Data excerpts:
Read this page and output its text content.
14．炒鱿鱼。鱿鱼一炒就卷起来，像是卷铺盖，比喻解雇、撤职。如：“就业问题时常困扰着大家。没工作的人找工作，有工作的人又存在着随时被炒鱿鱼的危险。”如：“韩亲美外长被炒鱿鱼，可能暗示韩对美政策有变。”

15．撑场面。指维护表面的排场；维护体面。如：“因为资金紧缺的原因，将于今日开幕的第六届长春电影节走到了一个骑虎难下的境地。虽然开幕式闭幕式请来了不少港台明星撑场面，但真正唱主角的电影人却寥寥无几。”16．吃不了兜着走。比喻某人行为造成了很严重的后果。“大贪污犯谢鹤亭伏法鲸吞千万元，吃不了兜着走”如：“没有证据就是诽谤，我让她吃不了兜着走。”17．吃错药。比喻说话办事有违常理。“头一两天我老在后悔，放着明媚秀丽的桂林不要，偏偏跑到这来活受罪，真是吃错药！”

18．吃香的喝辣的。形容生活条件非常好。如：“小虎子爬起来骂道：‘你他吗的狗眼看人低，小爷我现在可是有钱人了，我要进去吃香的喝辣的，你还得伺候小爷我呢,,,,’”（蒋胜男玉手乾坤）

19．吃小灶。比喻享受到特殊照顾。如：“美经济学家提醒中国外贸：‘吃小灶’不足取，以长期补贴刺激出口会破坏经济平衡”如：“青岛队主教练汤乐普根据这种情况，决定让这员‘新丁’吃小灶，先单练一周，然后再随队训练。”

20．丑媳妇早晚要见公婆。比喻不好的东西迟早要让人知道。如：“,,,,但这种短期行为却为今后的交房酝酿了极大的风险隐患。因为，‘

THE EXERCISE |
Extract the whole listing, character for character.

EXERCISE ANSWER |
Read this page and output its text content.
14．炒鱿鱼。鱿鱼一炒就卷起来，像是卷铺盖，比喻解雇、撤职。如：“就业问题时常困扰着大家。没工作的人找工作，有工作的人又存在着随时被炒鱿鱼的危险。”如：“韩亲美外长被炒鱿鱼，可能暗示韩对美政策有变。”

15．撑场面。指维护表面的排场；维护体面。如：“因为资金紧缺的原因，将于今日开幕的第六届长春电影节走到了一个骑虎难下的境地。虽然开幕式闭幕式请来了不少港台明星撑场面，但真正唱主角的电影人却寥寥无几。”16．吃不了兜着走。比喻某人行为造成了很严重的后果。“大贪污犯谢鹤亭伏法鲸吞千万元，吃不了兜着走”如：“没有证据就是诽谤，我让她吃不了兜着走。”17．吃错药。比喻说话办事有违常理。“头一两天我老在后悔，放着明媚秀丽的桂林不要，偏偏跑到这来活受罪，真是吃错药！”

18．吃香的喝辣的。形容生活条件非常好。如：“小虎子爬起来骂道：‘你他吗的狗眼看人低，小爷我现在可是有钱人了，我要进去吃香的喝辣的，你还得伺候小爷我呢,,,,’”（蒋胜男玉手乾坤）

19．吃小灶。比喻享受到特殊照顾。如：“美经济学家提醒中国外贸：‘吃小灶’不足取，以长期补贴刺激出口会破坏经济平衡”如：“青岛队主教练汤乐普根据这种情况，决定让这员‘新丁’吃小灶，先单练一周，然后再随队训练。”

20．丑媳妇早晚要见公婆。比喻不好的东西迟早要让人知道。如：“,,,,但这种短期行为却为今后的交房酝酿了极大的风险隐患。因为，‘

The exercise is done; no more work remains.